Documentgedeelte ->
____

ACE-Ego-0: Het verenigen van egocentrische menselijke en robotische data voor VLA-pretraining

Samenvatting

Visie-Taal-Actie (VLA)-modellen profiteren van grootschalige en diverse belichaamde data, maar het opschalen van het verzamelen van robottrajectorieën is kostbaar en arbeidsintensief. Recente vooruitgang laat zien dat grootschalige egocentrische menselijke video's complementaire real-world supervisie bieden tijdens pre-training. Echter, gezamenlijke training op menselijke en robotdata blijft uitdagend vanwege verschillen in actieruimtes, belichamingsstructuren, temporele dynamiek en supervisiekwaliteit. We introduceren ACE-EGO-0, een uniform VLA-pre-trainingskader dat gezamenlijk gebruikmaakt van heterogene databronnen. Om grootschalige pre-trainingssupervisie uit egocentrische menselijke video's te extraheren, bouwen we een schaalbare egocentrische video-naar-actie-pijplijn die ruwe menselijke video's omzet in pseudo-actietrajectorieën in robotformaat. Om deze labels vergelijkbaar te maken met robotdemonstraties, gebruikt ACE-EGO-0 een uniforme actierepresentatie gebaseerd op camera-ruimte acties, morfologieconditionering en tijd-uitgelijnde actiechunking. Om robuust gebruik te maken van ruizige pseudo-actiesupervisie uit egocentrische menselijke video's, formuleren we een betrouwbaarheidsbewuste trainingsdoelstelling met een menselijk hulpverlies dat supervisie concentreert op betrouwbare signalen. We instantiëren ACE-EGO-0 op 4.530 uur robot- en simulatiegegevens, samen met 1.480 uur pseudo-actiegelabelde egocentrische menselijke data. Experimenten tonen aan dat het opnemen van grootschalige menselijke supervisie onder betrouwbaarheidsbewuste weging zowel de uniforme gezamenlijke pre-training als de begeleide fine-tuning consistent verbetert. ACE-EGO-0 behaalt state-of-the-art prestaties op RoboCasa GR1 TableTop en RoboTwin 2.0, terwijl het sterke overdracht naar real-world bimanuele manipulatie laat zien.

____

Records ->
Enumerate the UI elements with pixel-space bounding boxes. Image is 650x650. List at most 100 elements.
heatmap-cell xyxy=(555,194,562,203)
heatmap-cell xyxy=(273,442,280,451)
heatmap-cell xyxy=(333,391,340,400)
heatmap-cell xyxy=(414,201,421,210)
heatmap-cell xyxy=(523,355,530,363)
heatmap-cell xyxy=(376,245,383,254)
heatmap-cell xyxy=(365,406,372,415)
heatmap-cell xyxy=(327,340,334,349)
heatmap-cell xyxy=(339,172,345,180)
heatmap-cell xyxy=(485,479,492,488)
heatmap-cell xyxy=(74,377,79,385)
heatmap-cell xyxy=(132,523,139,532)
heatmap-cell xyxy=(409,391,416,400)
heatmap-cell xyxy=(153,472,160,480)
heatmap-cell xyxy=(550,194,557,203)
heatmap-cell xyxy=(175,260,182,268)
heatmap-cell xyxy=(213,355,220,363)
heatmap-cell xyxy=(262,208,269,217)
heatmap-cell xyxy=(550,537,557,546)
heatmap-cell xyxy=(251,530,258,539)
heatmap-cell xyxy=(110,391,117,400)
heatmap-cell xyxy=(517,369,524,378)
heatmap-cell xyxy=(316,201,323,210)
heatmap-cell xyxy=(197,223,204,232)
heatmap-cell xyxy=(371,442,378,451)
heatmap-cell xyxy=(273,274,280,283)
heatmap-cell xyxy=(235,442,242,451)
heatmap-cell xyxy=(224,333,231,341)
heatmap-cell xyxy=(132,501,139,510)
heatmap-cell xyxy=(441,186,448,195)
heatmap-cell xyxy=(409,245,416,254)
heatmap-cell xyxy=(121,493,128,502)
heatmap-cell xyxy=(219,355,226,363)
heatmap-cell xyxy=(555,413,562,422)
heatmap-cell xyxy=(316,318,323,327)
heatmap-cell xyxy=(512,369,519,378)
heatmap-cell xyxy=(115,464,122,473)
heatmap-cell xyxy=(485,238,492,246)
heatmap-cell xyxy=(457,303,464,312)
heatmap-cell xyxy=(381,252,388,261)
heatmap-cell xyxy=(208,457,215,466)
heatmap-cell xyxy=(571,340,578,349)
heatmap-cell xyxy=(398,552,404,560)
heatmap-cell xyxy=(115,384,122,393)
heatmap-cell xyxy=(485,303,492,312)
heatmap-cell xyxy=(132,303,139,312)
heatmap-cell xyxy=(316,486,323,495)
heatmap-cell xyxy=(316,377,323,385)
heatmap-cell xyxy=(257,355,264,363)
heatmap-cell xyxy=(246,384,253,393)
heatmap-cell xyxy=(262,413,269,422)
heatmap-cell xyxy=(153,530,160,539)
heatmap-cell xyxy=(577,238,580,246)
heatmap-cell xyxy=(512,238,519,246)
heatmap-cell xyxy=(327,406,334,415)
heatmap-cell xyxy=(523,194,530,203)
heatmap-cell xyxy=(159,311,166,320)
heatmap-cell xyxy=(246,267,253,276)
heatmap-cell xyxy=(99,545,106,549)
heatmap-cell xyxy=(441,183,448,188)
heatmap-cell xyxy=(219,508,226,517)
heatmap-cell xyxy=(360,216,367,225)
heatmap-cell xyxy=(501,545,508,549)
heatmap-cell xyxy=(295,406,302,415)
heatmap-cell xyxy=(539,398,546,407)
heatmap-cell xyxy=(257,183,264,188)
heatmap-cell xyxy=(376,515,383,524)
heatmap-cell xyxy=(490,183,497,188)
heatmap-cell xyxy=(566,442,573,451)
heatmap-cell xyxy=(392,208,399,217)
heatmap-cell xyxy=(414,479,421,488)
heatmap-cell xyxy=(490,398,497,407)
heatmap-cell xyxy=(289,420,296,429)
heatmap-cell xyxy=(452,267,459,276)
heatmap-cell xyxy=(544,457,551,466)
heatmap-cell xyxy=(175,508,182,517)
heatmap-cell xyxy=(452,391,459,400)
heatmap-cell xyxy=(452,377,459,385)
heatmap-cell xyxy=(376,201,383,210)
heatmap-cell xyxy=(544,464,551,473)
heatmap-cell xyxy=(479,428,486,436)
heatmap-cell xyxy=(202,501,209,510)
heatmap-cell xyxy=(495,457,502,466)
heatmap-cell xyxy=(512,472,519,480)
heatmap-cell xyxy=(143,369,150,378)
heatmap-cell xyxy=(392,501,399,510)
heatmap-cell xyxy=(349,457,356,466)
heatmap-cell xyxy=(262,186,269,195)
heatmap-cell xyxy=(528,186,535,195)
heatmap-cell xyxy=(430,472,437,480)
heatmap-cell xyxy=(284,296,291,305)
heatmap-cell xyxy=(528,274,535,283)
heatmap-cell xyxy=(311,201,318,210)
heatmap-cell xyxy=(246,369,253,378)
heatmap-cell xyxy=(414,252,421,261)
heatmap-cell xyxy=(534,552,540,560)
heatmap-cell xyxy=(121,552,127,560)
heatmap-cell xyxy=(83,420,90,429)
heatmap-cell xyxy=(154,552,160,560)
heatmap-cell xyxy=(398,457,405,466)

____

Uit te voeren opdrachten ->
a – Kloppen de volgende uitspraken volgens de samenvatting over ACE-EGO-0? Antwoord per uitspraak met ja of nee en citeer letterlijk de woorden uit de tekst die de doorslag geven.
(i) ACE-EGO-0 wordt geïnstantieerd op 1.480 uur robot- en simulatiegegevens.
(ii) De pijplijn zet ruwe menselijke video's om in pseudo-actietrajectorieën in robotformaat.
(iii) Het opschalen van het verzamelen van robottrajectorieën is goedkoop.
b – Waarom gebruikt ACE-EGO-0 volgens de samenvatting over ACE-EGO-0 een betrouwbaarheidsbewuste trainingsdoelstelling met een menselijk hulpverlies? Leg dit uit in één tot drie zinnen.
c – Beantwoord deze vragen over de samenvatting over ACE-EGO-0:
(i) Op welke twee benchmarks behaalt ACE-EGO-0 state-of-the-art prestaties?
(ii) Op welke drie elementen is de uniforme actierepresentatie gebaseerd?
(iii) Naar welk soort real-world manipulatie laat ACE-EGO-0 sterke overdracht zien?
De records doen hier niet ter zake.

Antwoorden bij opdrachten ->
a –
(i) Nee: "We instantiëren ACE-EGO-0 op 4.530 uur robot- en simulatiegegevens"
(ii) Ja: "die ruwe menselijke video's omzet in pseudo-actietrajectorieën in robotformaat"
(iii) Nee: "het opschalen van het verzamelen van robottrajectorieën is kostbaar en arbeidsintensief"

b – De pseudo-actiesupervisie uit egocentrische menselijke video's is ruizig. De betrouwbaarheidsbewuste doelstelling met een menselijk hulpverlies moet die supervisie robuust benutten, omdat ze de supervisie concentreert op betrouwbare signalen.

c –
(i) RoboCasa GR1 TableTop en RoboTwin 2.0
(ii) Camera-ruimte acties, morfologieconditionering en tijd-uitgelijnde actiechunking
(iii) Bimanuele manipulatie